*What is asked:* Reproduce the data below line for line, with no changes, and omit the pictures.

*Input:*

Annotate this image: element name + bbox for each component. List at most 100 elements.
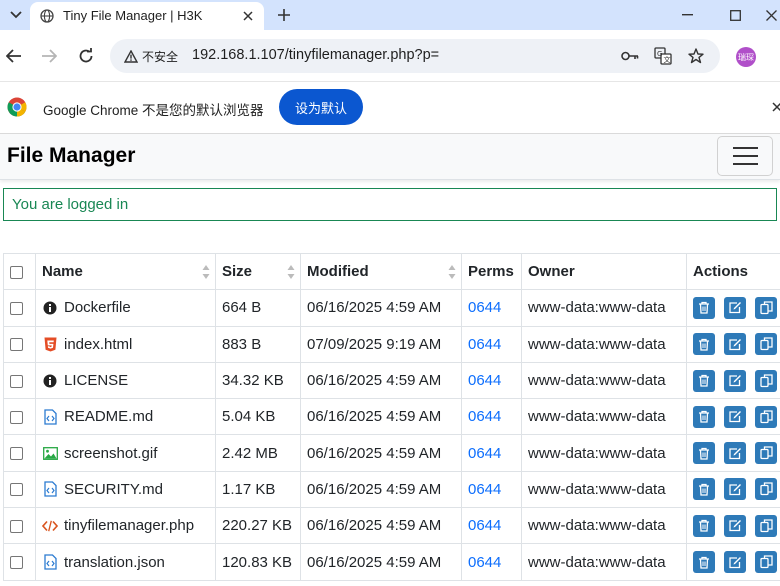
owner-column-header: Owner — [521, 252, 687, 291]
row-checkbox[interactable] — [10, 483, 23, 497]
minimize-icon[interactable] — [664, 0, 710, 30]
file-name-link[interactable]: LICENSE — [64, 372, 128, 389]
copy-button[interactable] — [755, 405, 777, 428]
select-all-checkbox[interactable] — [10, 265, 23, 279]
copy-button[interactable] — [755, 478, 777, 501]
modified-column-header[interactable]: Modified — [300, 252, 462, 291]
close-window-icon[interactable] — [748, 0, 780, 30]
copy-button[interactable] — [755, 442, 777, 465]
copy-button[interactable] — [755, 296, 777, 319]
perms-link[interactable]: 0644 — [468, 299, 501, 316]
row-checkbox[interactable] — [10, 301, 23, 315]
perms-link[interactable]: 0644 — [468, 336, 501, 353]
delete-button[interactable] — [693, 478, 715, 501]
rename-button[interactable] — [724, 478, 746, 501]
table-row[interactable]: screenshot.gif 2.42 MB 06/16/2025 4:59 AM 0… — [3, 434, 780, 472]
file-name-link[interactable]: SECURITY.md — [64, 481, 163, 498]
table-row[interactable]: LICENSE 34.32 KB 06/16/2025 4:59 AM 0644 www… — [3, 361, 780, 400]
delete-icon — [698, 447, 710, 460]
size-cell: 664 B — [215, 289, 301, 327]
size-cell: 220.27 KB — [215, 507, 301, 545]
row-checkbox[interactable] — [10, 374, 23, 388]
rename-button[interactable] — [724, 442, 746, 465]
file-name-link[interactable]: translation.json — [64, 554, 165, 571]
menu-toggle-button[interactable] — [717, 136, 773, 176]
name-column-header[interactable]: Name — [35, 252, 216, 291]
address-bar[interactable]: 不安全 192.168.1.107/tinyfilemanager.php?p=… — [110, 39, 720, 73]
set-default-button[interactable]: 设为默认 — [279, 89, 363, 125]
file-name-link[interactable]: README.md — [64, 408, 153, 425]
table-row[interactable]: SECURITY.md 1.17 KB 06/16/2025 4:59 AM 0644… — [3, 470, 780, 509]
table-row[interactable]: Dockerfile 664 B 06/16/2025 4:59 AM 0644 www… — [3, 289, 780, 327]
new-tab-icon[interactable] — [274, 5, 294, 25]
browser-tab[interactable]: Tiny File Manager | H3K — [30, 2, 264, 30]
svg-text:文: 文 — [664, 55, 671, 64]
security-chip[interactable]: 不安全 — [118, 44, 184, 68]
delete-button[interactable] — [693, 442, 715, 465]
delete-button[interactable] — [693, 514, 715, 537]
edit-icon — [728, 519, 742, 532]
forward-icon[interactable] — [37, 44, 61, 68]
copy-button[interactable] — [755, 369, 777, 392]
rename-button[interactable] — [724, 405, 746, 428]
tab-search-chevron-icon[interactable] — [6, 6, 26, 24]
url-text[interactable]: 192.168.1.107/tinyfilemanager.php?p= — [192, 47, 439, 63]
delete-button[interactable] — [693, 296, 715, 319]
perms-link[interactable]: 0644 — [468, 372, 501, 389]
sort-icon — [287, 265, 295, 279]
close-tab-icon[interactable] — [240, 8, 256, 24]
delete-button[interactable] — [693, 405, 715, 428]
table-row[interactable]: index.html 883 B 07/09/2025 9:19 AM 0644 www… — [3, 325, 780, 363]
size-cell: 1.17 KB — [215, 470, 301, 509]
column-label: Name — [42, 263, 83, 281]
perms-link[interactable]: 0644 — [468, 554, 501, 571]
back-icon[interactable] — [2, 44, 26, 68]
rename-button[interactable] — [724, 369, 746, 392]
file-name-link[interactable]: screenshot.gif — [64, 445, 157, 462]
copy-button[interactable] — [755, 333, 777, 356]
row-checkbox[interactable] — [10, 556, 23, 570]
profile-avatar[interactable]: 瑞琛 — [736, 47, 756, 67]
reload-icon[interactable] — [74, 44, 98, 68]
perms-link[interactable]: 0644 — [468, 481, 501, 498]
row-checkbox[interactable] — [10, 519, 23, 533]
modified-cell: 06/16/2025 4:59 AM — [300, 507, 462, 545]
perms-cell: 0644 — [461, 398, 522, 436]
perms-link[interactable]: 0644 — [468, 408, 501, 425]
perms-link[interactable]: 0644 — [468, 445, 501, 462]
row-select-cell — [3, 289, 36, 327]
delete-button[interactable] — [693, 551, 715, 574]
code-icon — [42, 518, 58, 534]
perms-cell: 0644 — [461, 325, 522, 363]
rename-button[interactable] — [724, 296, 746, 319]
rename-button[interactable] — [724, 514, 746, 537]
copy-button[interactable] — [755, 514, 777, 537]
file-name-link[interactable]: Dockerfile — [64, 299, 131, 316]
row-checkbox[interactable] — [10, 410, 23, 424]
size-column-header[interactable]: Size — [215, 252, 301, 291]
translate-icon[interactable]: G文 — [653, 47, 673, 65]
table-row[interactable]: tinyfilemanager.php 220.27 KB 06/16/2025 4… — [3, 507, 780, 545]
perms-link[interactable]: 0644 — [468, 517, 501, 534]
file-name-link[interactable]: index.html — [64, 336, 132, 353]
copy-icon — [759, 446, 773, 460]
tab-strip: Tiny File Manager | H3K — [0, 0, 780, 30]
table-row[interactable]: translation.json 120.83 KB 06/16/2025 4:59… — [3, 543, 780, 581]
row-checkbox[interactable] — [10, 447, 23, 461]
copy-button[interactable] — [755, 551, 777, 574]
delete-button[interactable] — [693, 333, 715, 356]
row-select-cell — [3, 398, 36, 436]
table-row[interactable]: README.md 5.04 KB 06/16/2025 4:59 AM 0644 ww… — [3, 398, 780, 436]
bookmark-star-icon[interactable] — [686, 47, 706, 65]
delete-icon — [698, 374, 710, 387]
file-name-link[interactable]: tinyfilemanager.php — [64, 517, 194, 534]
row-checkbox[interactable] — [10, 338, 23, 352]
infobar-close-icon[interactable] — [770, 100, 780, 114]
info-icon — [42, 373, 58, 389]
rename-button[interactable] — [724, 551, 746, 574]
security-label: 不安全 — [142, 49, 179, 64]
rename-button[interactable] — [724, 333, 746, 356]
delete-button[interactable] — [693, 369, 715, 392]
app-brand[interactable]: File Manager — [7, 144, 135, 168]
key-icon[interactable] — [620, 47, 640, 65]
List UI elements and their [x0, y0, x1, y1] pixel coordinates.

*Task result:*
Annotate this image: element name + bbox for each component. List at most 100 elements.
owner-column-header: Owner — [521, 252, 687, 291]
row-checkbox[interactable] — [10, 483, 23, 497]
minimize-icon[interactable] — [664, 0, 710, 30]
file-name-link[interactable]: LICENSE — [64, 372, 128, 389]
copy-button[interactable] — [755, 405, 777, 428]
select-all-checkbox[interactable] — [10, 265, 23, 279]
copy-button[interactable] — [755, 478, 777, 501]
modified-column-header[interactable]: Modified — [300, 252, 462, 291]
close-window-icon[interactable] — [748, 0, 780, 30]
copy-button[interactable] — [755, 442, 777, 465]
copy-button[interactable] — [755, 296, 777, 319]
perms-link[interactable]: 0644 — [468, 299, 501, 316]
row-checkbox[interactable] — [10, 301, 23, 315]
perms-link[interactable]: 0644 — [468, 336, 501, 353]
delete-button[interactable] — [693, 478, 715, 501]
rename-button[interactable] — [724, 478, 746, 501]
table-row[interactable]: screenshot.gif 2.42 MB 06/16/2025 4:59 AM 0… — [3, 434, 780, 472]
file-name-link[interactable]: SECURITY.md — [64, 481, 163, 498]
table-row[interactable]: LICENSE 34.32 KB 06/16/2025 4:59 AM 0644 www… — [3, 361, 780, 400]
delete-icon — [698, 447, 710, 460]
size-cell: 664 B — [215, 289, 301, 327]
size-cell: 220.27 KB — [215, 507, 301, 545]
row-checkbox[interactable] — [10, 374, 23, 388]
rename-button[interactable] — [724, 442, 746, 465]
file-name-link[interactable]: translation.json — [64, 554, 165, 571]
menu-toggle-button[interactable] — [717, 136, 773, 176]
name-column-header[interactable]: Name — [35, 252, 216, 291]
address-bar[interactable]: 不安全 192.168.1.107/tinyfilemanager.php?p=… — [110, 39, 720, 73]
set-default-button[interactable]: 设为默认 — [279, 89, 363, 125]
file-name-link[interactable]: README.md — [64, 408, 153, 425]
table-row[interactable]: SECURITY.md 1.17 KB 06/16/2025 4:59 AM 0644… — [3, 470, 780, 509]
table-row[interactable]: Dockerfile 664 B 06/16/2025 4:59 AM 0644 www… — [3, 289, 780, 327]
new-tab-icon[interactable] — [274, 5, 294, 25]
browser-tab[interactable]: Tiny File Manager | H3K — [30, 2, 264, 30]
svg-text:文: 文 — [664, 55, 671, 64]
security-chip[interactable]: 不安全 — [118, 44, 184, 68]
delete-button[interactable] — [693, 442, 715, 465]
delete-button[interactable] — [693, 514, 715, 537]
edit-icon — [728, 519, 742, 532]
forward-icon[interactable] — [37, 44, 61, 68]
copy-button[interactable] — [755, 369, 777, 392]
rename-button[interactable] — [724, 405, 746, 428]
tab-search-chevron-icon[interactable] — [6, 6, 26, 24]
url-text[interactable]: 192.168.1.107/tinyfilemanager.php?p= — [192, 47, 439, 63]
delete-button[interactable] — [693, 296, 715, 319]
perms-link[interactable]: 0644 — [468, 372, 501, 389]
sort-icon — [287, 265, 295, 279]
close-tab-icon[interactable] — [240, 8, 256, 24]
delete-button[interactable] — [693, 405, 715, 428]
table-row[interactable]: index.html 883 B 07/09/2025 9:19 AM 0644 www… — [3, 325, 780, 363]
size-cell: 1.17 KB — [215, 470, 301, 509]
column-label: Name — [42, 263, 83, 281]
perms-link[interactable]: 0644 — [468, 554, 501, 571]
back-icon[interactable] — [2, 44, 26, 68]
rename-button[interactable] — [724, 369, 746, 392]
file-name-link[interactable]: screenshot.gif — [64, 445, 157, 462]
copy-button[interactable] — [755, 333, 777, 356]
row-checkbox[interactable] — [10, 556, 23, 570]
profile-avatar[interactable]: 瑞琛 — [736, 47, 756, 67]
reload-icon[interactable] — [74, 44, 98, 68]
perms-link[interactable]: 0644 — [468, 481, 501, 498]
row-checkbox[interactable] — [10, 519, 23, 533]
modified-cell: 06/16/2025 4:59 AM — [300, 507, 462, 545]
perms-cell: 0644 — [461, 398, 522, 436]
perms-link[interactable]: 0644 — [468, 408, 501, 425]
perms-link[interactable]: 0644 — [468, 445, 501, 462]
row-select-cell — [3, 289, 36, 327]
delete-button[interactable] — [693, 551, 715, 574]
code-icon — [42, 518, 58, 534]
perms-cell: 0644 — [461, 325, 522, 363]
rename-button[interactable] — [724, 296, 746, 319]
rename-button[interactable] — [724, 514, 746, 537]
copy-button[interactable] — [755, 514, 777, 537]
file-name-link[interactable]: Dockerfile — [64, 299, 131, 316]
row-checkbox[interactable] — [10, 410, 23, 424]
size-column-header[interactable]: Size — [215, 252, 301, 291]
translate-icon[interactable]: G文 — [653, 47, 673, 65]
table-row[interactable]: tinyfilemanager.php 220.27 KB 06/16/2025 4… — [3, 507, 780, 545]
perms-link[interactable]: 0644 — [468, 517, 501, 534]
file-name-link[interactable]: index.html — [64, 336, 132, 353]
copy-icon — [759, 446, 773, 460]
tab-strip: Tiny File Manager | H3K — [0, 0, 780, 30]
table-row[interactable]: translation.json 120.83 KB 06/16/2025 4:59… — [3, 543, 780, 581]
row-checkbox[interactable] — [10, 447, 23, 461]
copy-button[interactable] — [755, 551, 777, 574]
delete-button[interactable] — [693, 333, 715, 356]
row-select-cell — [3, 398, 36, 436]
table-row[interactable]: README.md 5.04 KB 06/16/2025 4:59 AM 0644 ww… — [3, 398, 780, 436]
bookmark-star-icon[interactable] — [686, 47, 706, 65]
delete-icon — [698, 374, 710, 387]
file-name-link[interactable]: tinyfilemanager.php — [64, 517, 194, 534]
row-checkbox[interactable] — [10, 338, 23, 352]
infobar-close-icon[interactable] — [770, 100, 780, 114]
info-icon — [42, 373, 58, 389]
rename-button[interactable] — [724, 551, 746, 574]
security-label: 不安全 — [142, 49, 179, 64]
rename-button[interactable] — [724, 333, 746, 356]
delete-button[interactable] — [693, 369, 715, 392]
app-brand[interactable]: File Manager — [7, 144, 135, 168]
key-icon[interactable] — [620, 47, 640, 65]
List UI elements and their [x0, y0, x1, y1] pixel coordinates.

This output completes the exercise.